Entries provided:
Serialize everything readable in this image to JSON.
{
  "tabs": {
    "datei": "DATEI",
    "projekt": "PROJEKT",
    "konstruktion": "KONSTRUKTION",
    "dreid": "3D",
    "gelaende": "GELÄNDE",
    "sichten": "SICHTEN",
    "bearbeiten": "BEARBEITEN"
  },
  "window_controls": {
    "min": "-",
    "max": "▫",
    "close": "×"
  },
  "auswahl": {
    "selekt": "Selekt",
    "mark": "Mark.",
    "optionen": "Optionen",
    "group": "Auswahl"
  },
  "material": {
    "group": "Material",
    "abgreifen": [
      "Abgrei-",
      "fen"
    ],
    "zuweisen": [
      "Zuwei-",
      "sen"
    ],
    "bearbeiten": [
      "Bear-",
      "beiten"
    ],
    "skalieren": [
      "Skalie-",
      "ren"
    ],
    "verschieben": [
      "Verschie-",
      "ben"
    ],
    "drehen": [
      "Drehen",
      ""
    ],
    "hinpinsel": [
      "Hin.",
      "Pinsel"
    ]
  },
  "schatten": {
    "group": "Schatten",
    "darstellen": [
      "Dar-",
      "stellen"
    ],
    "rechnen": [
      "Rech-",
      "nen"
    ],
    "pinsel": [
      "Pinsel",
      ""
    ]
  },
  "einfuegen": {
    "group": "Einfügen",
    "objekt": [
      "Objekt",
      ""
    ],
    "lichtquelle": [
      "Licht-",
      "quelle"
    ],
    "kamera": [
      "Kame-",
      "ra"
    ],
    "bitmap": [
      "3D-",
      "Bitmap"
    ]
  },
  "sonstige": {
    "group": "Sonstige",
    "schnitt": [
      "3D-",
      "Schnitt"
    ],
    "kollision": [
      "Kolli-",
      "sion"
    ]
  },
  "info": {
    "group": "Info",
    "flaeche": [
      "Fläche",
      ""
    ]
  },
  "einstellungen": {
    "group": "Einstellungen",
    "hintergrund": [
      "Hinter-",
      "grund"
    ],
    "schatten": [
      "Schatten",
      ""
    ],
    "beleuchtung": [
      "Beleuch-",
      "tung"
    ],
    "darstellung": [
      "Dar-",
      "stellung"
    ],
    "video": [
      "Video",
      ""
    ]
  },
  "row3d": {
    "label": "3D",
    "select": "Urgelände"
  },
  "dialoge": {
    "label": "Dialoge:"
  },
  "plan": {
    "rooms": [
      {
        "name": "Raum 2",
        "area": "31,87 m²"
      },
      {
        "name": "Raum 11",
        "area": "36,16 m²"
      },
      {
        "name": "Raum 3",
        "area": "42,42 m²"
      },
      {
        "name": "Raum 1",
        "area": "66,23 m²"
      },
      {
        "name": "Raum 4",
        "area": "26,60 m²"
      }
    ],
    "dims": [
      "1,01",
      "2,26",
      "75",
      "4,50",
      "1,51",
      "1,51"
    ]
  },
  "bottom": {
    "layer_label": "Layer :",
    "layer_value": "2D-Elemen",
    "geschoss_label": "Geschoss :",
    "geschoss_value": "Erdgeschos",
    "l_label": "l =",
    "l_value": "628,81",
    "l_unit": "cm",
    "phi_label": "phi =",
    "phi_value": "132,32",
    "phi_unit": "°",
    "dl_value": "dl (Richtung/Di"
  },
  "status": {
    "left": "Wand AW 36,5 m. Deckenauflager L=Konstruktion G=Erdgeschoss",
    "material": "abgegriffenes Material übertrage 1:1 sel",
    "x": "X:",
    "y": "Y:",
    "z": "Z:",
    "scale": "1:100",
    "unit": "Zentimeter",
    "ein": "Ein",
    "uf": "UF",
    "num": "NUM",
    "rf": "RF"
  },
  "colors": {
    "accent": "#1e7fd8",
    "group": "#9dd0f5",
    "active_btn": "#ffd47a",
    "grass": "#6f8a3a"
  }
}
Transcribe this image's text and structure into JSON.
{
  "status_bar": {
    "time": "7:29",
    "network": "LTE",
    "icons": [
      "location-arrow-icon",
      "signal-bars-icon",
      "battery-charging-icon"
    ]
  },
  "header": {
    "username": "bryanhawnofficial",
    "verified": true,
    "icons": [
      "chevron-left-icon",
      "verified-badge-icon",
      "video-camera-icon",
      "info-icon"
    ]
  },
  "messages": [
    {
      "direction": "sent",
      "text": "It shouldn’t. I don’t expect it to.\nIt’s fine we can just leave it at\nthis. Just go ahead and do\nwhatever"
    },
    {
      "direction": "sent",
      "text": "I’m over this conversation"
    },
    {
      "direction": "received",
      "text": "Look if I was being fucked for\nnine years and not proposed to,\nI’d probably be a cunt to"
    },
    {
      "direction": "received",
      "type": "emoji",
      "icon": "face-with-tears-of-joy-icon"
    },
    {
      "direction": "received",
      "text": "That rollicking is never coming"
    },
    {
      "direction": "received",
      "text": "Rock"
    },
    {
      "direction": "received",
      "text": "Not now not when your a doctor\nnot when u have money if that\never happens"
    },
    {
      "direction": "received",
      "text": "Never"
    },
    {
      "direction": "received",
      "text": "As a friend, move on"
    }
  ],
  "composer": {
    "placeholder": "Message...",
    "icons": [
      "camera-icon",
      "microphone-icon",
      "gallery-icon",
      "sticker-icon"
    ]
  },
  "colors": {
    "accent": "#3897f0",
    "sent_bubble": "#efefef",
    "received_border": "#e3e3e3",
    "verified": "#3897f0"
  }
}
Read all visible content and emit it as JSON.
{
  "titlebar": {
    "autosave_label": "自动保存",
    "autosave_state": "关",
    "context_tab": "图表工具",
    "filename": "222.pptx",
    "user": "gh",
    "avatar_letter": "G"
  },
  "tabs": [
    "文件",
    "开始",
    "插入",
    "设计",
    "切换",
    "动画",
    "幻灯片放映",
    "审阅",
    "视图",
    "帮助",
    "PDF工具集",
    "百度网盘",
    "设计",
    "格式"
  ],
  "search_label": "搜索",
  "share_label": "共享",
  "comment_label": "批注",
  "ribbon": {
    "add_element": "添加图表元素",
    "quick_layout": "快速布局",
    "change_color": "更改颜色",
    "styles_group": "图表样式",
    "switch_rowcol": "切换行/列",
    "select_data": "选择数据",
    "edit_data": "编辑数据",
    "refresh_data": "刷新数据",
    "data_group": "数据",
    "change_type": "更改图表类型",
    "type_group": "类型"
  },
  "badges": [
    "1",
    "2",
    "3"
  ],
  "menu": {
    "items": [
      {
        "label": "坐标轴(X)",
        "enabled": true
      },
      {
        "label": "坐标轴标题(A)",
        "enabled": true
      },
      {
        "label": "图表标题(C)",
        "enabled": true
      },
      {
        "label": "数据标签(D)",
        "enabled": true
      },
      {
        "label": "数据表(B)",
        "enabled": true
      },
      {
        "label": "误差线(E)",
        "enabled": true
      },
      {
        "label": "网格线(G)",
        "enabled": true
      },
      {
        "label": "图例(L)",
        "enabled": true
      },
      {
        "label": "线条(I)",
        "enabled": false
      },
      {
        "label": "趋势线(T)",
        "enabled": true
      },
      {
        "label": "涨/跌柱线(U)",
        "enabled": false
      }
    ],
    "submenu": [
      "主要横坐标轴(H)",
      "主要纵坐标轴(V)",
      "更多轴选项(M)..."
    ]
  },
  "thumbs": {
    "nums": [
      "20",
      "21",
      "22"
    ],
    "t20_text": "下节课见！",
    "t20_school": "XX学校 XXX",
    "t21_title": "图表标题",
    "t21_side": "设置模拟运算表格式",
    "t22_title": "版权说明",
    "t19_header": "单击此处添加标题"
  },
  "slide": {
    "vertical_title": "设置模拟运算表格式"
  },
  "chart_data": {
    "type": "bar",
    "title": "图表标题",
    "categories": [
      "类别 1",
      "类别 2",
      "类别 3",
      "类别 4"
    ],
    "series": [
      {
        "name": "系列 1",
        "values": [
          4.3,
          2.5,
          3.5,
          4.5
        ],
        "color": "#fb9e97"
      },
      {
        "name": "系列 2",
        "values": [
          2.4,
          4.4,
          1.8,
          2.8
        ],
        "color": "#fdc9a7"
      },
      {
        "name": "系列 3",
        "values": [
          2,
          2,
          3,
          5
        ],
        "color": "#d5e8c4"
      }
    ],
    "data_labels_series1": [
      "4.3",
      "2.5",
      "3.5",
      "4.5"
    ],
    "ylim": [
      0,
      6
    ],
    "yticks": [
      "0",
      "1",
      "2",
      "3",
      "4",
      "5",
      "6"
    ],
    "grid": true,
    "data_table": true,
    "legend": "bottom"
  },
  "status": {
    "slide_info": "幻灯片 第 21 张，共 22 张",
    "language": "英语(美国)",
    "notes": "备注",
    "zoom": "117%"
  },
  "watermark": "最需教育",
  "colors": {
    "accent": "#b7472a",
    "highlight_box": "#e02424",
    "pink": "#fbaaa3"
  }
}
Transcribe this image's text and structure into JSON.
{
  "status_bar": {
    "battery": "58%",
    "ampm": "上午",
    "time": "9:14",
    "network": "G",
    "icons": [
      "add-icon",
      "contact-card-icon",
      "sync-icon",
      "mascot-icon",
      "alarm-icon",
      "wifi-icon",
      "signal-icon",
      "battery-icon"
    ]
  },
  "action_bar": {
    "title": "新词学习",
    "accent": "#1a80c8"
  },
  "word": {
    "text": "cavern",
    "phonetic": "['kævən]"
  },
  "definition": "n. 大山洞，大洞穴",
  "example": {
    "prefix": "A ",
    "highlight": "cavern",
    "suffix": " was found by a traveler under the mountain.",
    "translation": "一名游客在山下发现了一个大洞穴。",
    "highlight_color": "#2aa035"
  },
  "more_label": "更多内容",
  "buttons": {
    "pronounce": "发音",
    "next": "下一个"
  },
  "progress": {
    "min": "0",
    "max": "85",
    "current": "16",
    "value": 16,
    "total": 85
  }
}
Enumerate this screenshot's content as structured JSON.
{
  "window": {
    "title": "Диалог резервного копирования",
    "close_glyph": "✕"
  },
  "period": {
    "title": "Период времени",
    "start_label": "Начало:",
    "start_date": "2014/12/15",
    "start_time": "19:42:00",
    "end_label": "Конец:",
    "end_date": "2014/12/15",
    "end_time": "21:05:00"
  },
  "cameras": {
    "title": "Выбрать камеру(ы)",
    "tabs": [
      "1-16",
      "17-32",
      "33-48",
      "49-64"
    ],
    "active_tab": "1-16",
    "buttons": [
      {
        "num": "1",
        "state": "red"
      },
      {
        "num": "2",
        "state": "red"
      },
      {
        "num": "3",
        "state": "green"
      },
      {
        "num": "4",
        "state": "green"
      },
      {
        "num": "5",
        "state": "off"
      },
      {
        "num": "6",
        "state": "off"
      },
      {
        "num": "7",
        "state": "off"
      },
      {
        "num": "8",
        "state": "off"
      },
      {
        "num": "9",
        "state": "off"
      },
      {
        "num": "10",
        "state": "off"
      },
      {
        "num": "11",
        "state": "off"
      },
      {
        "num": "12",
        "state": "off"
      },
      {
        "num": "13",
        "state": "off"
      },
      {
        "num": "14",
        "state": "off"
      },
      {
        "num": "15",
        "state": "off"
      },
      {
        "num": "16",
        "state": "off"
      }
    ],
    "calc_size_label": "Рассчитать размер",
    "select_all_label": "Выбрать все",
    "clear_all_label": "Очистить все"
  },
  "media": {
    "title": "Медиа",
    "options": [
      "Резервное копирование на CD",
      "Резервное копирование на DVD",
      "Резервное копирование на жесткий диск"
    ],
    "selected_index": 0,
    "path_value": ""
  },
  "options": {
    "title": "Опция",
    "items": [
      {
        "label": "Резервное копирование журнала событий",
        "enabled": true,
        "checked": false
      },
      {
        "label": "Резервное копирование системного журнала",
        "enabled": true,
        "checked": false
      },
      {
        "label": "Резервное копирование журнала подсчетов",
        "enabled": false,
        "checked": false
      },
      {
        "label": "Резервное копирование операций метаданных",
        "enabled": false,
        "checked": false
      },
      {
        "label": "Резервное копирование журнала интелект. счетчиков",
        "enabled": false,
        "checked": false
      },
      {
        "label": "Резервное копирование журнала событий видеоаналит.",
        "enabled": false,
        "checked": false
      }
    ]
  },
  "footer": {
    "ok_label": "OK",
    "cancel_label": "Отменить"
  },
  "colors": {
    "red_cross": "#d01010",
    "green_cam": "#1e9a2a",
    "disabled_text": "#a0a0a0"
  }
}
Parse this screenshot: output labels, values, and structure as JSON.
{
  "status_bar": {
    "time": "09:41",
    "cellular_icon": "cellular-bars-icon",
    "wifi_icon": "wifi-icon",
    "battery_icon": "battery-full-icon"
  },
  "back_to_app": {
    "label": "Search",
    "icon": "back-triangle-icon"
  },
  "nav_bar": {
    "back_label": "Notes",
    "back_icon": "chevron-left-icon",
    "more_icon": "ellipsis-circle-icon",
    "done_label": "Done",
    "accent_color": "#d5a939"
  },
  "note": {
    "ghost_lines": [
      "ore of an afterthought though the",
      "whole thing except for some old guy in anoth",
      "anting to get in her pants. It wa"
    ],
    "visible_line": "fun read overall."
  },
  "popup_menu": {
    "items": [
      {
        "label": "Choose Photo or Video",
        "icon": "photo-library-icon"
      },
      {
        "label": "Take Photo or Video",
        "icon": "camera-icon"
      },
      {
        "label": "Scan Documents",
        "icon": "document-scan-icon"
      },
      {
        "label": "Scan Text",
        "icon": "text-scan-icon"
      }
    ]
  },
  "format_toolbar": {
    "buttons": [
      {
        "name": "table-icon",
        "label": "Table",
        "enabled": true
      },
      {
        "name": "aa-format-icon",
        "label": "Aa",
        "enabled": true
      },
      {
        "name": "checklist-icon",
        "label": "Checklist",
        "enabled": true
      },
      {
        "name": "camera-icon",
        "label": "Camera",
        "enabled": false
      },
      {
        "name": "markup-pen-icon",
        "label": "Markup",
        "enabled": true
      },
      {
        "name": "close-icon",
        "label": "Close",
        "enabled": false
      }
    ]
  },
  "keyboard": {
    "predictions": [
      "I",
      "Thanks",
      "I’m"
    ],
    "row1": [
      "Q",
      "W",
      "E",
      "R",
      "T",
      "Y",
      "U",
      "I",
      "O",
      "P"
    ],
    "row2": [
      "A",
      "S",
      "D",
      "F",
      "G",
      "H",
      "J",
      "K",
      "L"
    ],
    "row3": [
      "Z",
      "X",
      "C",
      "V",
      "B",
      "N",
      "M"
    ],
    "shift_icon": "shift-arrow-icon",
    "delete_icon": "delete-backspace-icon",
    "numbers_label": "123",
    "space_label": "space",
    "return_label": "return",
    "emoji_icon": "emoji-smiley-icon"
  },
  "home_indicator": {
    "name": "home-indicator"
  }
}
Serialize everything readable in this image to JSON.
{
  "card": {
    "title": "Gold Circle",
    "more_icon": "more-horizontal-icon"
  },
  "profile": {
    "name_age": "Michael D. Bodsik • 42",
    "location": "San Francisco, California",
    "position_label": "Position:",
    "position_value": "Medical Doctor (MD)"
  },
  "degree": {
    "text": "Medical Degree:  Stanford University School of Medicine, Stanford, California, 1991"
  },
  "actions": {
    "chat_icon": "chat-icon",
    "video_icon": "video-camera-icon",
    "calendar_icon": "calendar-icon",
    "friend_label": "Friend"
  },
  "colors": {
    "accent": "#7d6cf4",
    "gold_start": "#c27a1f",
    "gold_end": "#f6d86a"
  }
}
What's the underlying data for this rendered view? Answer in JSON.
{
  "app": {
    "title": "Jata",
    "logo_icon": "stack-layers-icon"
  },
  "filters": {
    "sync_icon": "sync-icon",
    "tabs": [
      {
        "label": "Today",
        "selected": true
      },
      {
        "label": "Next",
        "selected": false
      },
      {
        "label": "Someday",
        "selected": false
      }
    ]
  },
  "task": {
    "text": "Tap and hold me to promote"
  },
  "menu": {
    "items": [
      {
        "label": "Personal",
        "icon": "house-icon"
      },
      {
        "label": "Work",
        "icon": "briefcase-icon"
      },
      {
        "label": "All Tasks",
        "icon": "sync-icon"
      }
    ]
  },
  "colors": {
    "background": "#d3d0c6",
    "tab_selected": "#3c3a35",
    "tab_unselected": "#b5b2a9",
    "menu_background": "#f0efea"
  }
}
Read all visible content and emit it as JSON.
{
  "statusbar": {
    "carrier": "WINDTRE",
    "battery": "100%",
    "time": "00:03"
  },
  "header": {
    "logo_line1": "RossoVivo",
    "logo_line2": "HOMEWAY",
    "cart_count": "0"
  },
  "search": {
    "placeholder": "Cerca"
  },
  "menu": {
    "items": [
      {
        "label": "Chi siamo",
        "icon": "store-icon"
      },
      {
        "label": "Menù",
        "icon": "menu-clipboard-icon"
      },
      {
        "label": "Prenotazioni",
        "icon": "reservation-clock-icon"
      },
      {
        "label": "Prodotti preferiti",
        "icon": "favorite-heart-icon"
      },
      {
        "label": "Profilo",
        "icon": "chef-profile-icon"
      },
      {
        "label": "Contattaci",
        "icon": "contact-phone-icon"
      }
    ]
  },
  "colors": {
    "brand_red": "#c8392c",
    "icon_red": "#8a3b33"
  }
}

Prompt:
Collect the lines of the data that carry the word "arrow".

Result:
      "location-arrow-icon",
    "shift_icon": "shift-arrow-icon",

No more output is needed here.